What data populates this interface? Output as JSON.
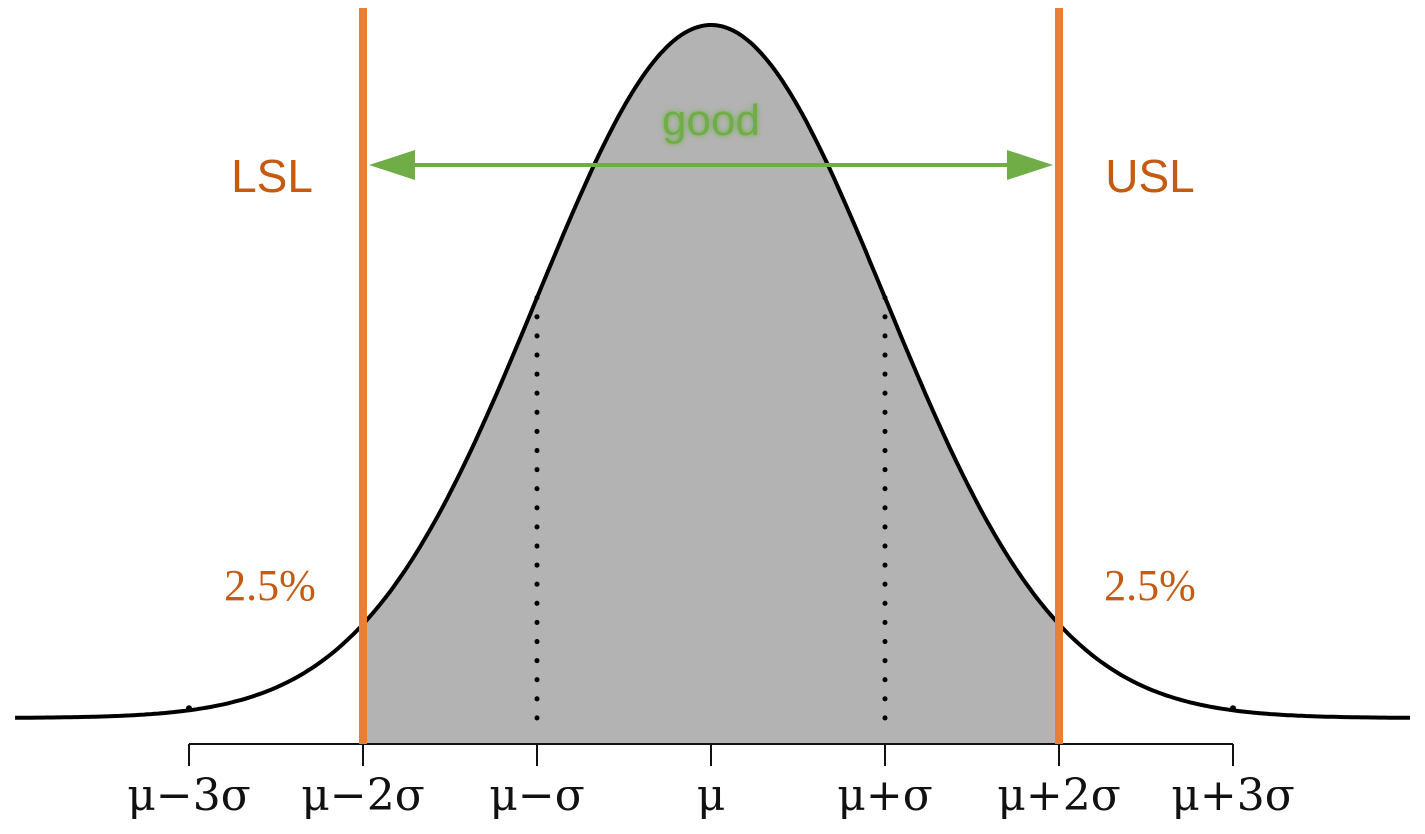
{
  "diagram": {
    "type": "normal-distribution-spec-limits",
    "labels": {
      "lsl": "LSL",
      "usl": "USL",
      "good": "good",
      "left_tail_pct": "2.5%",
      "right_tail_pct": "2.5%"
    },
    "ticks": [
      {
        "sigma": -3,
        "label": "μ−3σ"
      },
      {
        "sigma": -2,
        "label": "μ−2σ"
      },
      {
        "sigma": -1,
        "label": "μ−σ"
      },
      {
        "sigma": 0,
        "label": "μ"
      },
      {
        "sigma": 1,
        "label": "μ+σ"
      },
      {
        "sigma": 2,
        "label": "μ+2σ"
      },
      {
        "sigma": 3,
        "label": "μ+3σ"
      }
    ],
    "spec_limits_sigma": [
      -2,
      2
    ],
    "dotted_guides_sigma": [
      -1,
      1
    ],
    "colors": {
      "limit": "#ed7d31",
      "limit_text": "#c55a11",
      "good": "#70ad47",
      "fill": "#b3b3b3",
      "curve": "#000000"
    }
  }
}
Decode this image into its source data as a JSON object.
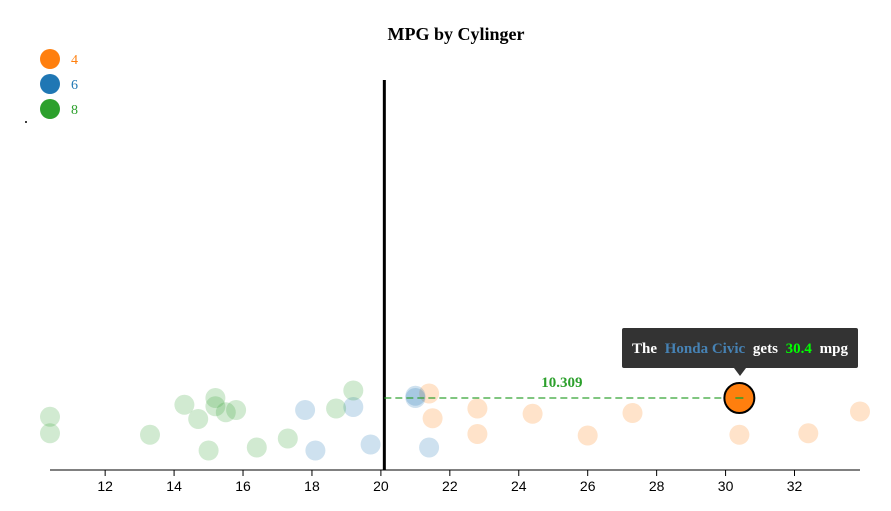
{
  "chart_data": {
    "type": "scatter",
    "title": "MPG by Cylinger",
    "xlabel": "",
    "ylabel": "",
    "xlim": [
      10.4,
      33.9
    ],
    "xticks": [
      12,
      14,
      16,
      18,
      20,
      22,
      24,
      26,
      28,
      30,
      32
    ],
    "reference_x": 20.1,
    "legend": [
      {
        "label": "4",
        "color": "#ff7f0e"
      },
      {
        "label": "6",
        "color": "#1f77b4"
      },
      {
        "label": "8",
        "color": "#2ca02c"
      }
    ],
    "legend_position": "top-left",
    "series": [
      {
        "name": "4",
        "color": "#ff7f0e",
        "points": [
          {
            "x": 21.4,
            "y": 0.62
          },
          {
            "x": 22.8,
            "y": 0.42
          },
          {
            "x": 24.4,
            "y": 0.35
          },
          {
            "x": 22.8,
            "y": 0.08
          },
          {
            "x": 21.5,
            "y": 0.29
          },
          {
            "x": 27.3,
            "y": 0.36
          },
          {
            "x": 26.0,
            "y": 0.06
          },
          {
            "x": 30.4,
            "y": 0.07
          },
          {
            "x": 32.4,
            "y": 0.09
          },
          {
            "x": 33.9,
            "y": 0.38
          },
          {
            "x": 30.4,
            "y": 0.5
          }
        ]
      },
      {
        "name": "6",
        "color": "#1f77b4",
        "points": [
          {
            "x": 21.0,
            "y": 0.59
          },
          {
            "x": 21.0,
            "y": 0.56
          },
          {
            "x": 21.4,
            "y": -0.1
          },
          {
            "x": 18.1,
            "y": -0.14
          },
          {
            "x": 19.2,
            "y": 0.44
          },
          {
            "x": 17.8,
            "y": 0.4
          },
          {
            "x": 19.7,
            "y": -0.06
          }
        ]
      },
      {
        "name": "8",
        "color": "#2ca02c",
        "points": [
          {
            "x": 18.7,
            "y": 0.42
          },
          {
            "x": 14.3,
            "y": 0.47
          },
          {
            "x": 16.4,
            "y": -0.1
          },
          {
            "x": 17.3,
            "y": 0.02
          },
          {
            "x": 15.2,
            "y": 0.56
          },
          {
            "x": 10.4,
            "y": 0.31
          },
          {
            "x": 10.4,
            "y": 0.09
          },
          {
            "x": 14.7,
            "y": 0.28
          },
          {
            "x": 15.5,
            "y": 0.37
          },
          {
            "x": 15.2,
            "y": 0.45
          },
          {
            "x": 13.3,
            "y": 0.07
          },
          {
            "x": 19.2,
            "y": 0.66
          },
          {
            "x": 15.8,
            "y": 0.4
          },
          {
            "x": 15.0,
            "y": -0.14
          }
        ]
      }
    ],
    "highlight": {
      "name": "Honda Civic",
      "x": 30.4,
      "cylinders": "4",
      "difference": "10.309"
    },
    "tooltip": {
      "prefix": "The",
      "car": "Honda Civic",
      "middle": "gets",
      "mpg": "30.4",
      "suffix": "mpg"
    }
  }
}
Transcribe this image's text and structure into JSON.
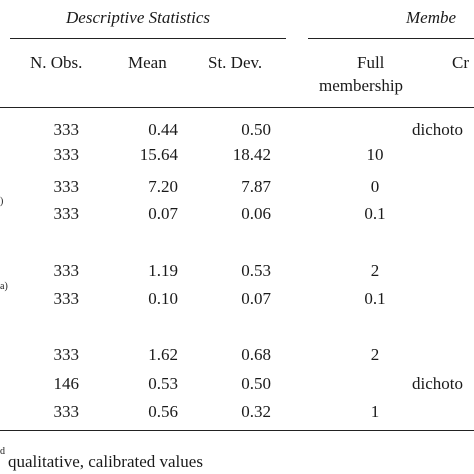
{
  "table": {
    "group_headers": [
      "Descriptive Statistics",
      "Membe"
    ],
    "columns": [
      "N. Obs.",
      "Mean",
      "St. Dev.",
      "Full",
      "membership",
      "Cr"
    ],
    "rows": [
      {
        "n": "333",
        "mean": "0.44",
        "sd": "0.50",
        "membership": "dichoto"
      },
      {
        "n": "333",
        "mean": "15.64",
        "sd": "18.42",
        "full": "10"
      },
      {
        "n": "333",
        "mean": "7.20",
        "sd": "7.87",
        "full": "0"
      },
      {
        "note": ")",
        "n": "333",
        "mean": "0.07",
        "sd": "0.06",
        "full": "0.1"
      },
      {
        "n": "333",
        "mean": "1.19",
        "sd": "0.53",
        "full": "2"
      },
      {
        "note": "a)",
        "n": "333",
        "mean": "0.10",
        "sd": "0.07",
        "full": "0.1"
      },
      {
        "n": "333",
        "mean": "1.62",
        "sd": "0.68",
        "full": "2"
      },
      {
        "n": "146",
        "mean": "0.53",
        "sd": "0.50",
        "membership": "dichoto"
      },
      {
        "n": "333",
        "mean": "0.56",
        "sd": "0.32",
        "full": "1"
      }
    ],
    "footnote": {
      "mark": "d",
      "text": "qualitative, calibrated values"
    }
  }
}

_ _ _ _ _

*Your goal:* The pictures should not be reproduced; quote all of the other material exactly.

*Worked solution:*
What data populates this interface? Output as JSON.
{
  "diagram": {
    "type": "normal-distribution-spec-limits",
    "labels": {
      "lsl": "LSL",
      "usl": "USL",
      "good": "good",
      "left_tail_pct": "2.5%",
      "right_tail_pct": "2.5%"
    },
    "ticks": [
      {
        "sigma": -3,
        "label": "μ−3σ"
      },
      {
        "sigma": -2,
        "label": "μ−2σ"
      },
      {
        "sigma": -1,
        "label": "μ−σ"
      },
      {
        "sigma": 0,
        "label": "μ"
      },
      {
        "sigma": 1,
        "label": "μ+σ"
      },
      {
        "sigma": 2,
        "label": "μ+2σ"
      },
      {
        "sigma": 3,
        "label": "μ+3σ"
      }
    ],
    "spec_limits_sigma": [
      -2,
      2
    ],
    "dotted_guides_sigma": [
      -1,
      1
    ],
    "colors": {
      "limit": "#ed7d31",
      "limit_text": "#c55a11",
      "good": "#70ad47",
      "fill": "#b3b3b3",
      "curve": "#000000"
    }
  }
}
Decode this image into its source data as a JSON object.
{
  "chart_data": {
    "type": "scatter",
    "title": "MPG by Cylinger",
    "xlabel": "",
    "ylabel": "",
    "xlim": [
      10.4,
      33.9
    ],
    "xticks": [
      12,
      14,
      16,
      18,
      20,
      22,
      24,
      26,
      28,
      30,
      32
    ],
    "reference_x": 20.1,
    "legend": [
      {
        "label": "4",
        "color": "#ff7f0e"
      },
      {
        "label": "6",
        "color": "#1f77b4"
      },
      {
        "label": "8",
        "color": "#2ca02c"
      }
    ],
    "legend_position": "top-left",
    "series": [
      {
        "name": "4",
        "color": "#ff7f0e",
        "points": [
          {
            "x": 21.4,
            "y": 0.62
          },
          {
            "x": 22.8,
            "y": 0.42
          },
          {
            "x": 24.4,
            "y": 0.35
          },
          {
            "x": 22.8,
            "y": 0.08
          },
          {
            "x": 21.5,
            "y": 0.29
          },
          {
            "x": 27.3,
            "y": 0.36
          },
          {
            "x": 26.0,
            "y": 0.06
          },
          {
            "x": 30.4,
            "y": 0.07
          },
          {
            "x": 32.4,
            "y": 0.09
          },
          {
            "x": 33.9,
            "y": 0.38
          },
          {
            "x": 30.4,
            "y": 0.5
          }
        ]
      },
      {
        "name": "6",
        "color": "#1f77b4",
        "points": [
          {
            "x": 21.0,
            "y": 0.59
          },
          {
            "x": 21.0,
            "y": 0.56
          },
          {
            "x": 21.4,
            "y": -0.1
          },
          {
            "x": 18.1,
            "y": -0.14
          },
          {
            "x": 19.2,
            "y": 0.44
          },
          {
            "x": 17.8,
            "y": 0.4
          },
          {
            "x": 19.7,
            "y": -0.06
          }
        ]
      },
      {
        "name": "8",
        "color": "#2ca02c",
        "points": [
          {
            "x": 18.7,
            "y": 0.42
          },
          {
            "x": 14.3,
            "y": 0.47
          },
          {
            "x": 16.4,
            "y": -0.1
          },
          {
            "x": 17.3,
            "y": 0.02
          },
          {
            "x": 15.2,
            "y": 0.56
          },
          {
            "x": 10.4,
            "y": 0.31
          },
          {
            "x": 10.4,
            "y": 0.09
          },
          {
            "x": 14.7,
            "y": 0.28
          },
          {
            "x": 15.5,
            "y": 0.37
          },
          {
            "x": 15.2,
            "y": 0.45
          },
          {
            "x": 13.3,
            "y": 0.07
          },
          {
            "x": 19.2,
            "y": 0.66
          },
          {
            "x": 15.8,
            "y": 0.4
          },
          {
            "x": 15.0,
            "y": -0.14
          }
        ]
      }
    ],
    "highlight": {
      "name": "Honda Civic",
      "x": 30.4,
      "cylinders": "4",
      "difference": "10.309"
    },
    "tooltip": {
      "prefix": "The",
      "car": "Honda Civic",
      "middle": "gets",
      "mpg": "30.4",
      "suffix": "mpg"
    }
  }
}
Transcribe this image's text and structure into JSON.
{
  "table": {
    "group_headers": [
      "Descriptive Statistics",
      "Membe"
    ],
    "columns": [
      "N. Obs.",
      "Mean",
      "St. Dev.",
      "Full",
      "membership",
      "Cr"
    ],
    "rows": [
      {
        "n": "333",
        "mean": "0.44",
        "sd": "0.50",
        "membership": "dichoto"
      },
      {
        "n": "333",
        "mean": "15.64",
        "sd": "18.42",
        "full": "10"
      },
      {
        "n": "333",
        "mean": "7.20",
        "sd": "7.87",
        "full": "0"
      },
      {
        "note": ")",
        "n": "333",
        "mean": "0.07",
        "sd": "0.06",
        "full": "0.1"
      },
      {
        "n": "333",
        "mean": "1.19",
        "sd": "0.53",
        "full": "2"
      },
      {
        "note": "a)",
        "n": "333",
        "mean": "0.10",
        "sd": "0.07",
        "full": "0.1"
      },
      {
        "n": "333",
        "mean": "1.62",
        "sd": "0.68",
        "full": "2"
      },
      {
        "n": "146",
        "mean": "0.53",
        "sd": "0.50",
        "membership": "dichoto"
      },
      {
        "n": "333",
        "mean": "0.56",
        "sd": "0.32",
        "full": "1"
      }
    ],
    "footnote": {
      "mark": "d",
      "text": "qualitative, calibrated values"
    }
  }
}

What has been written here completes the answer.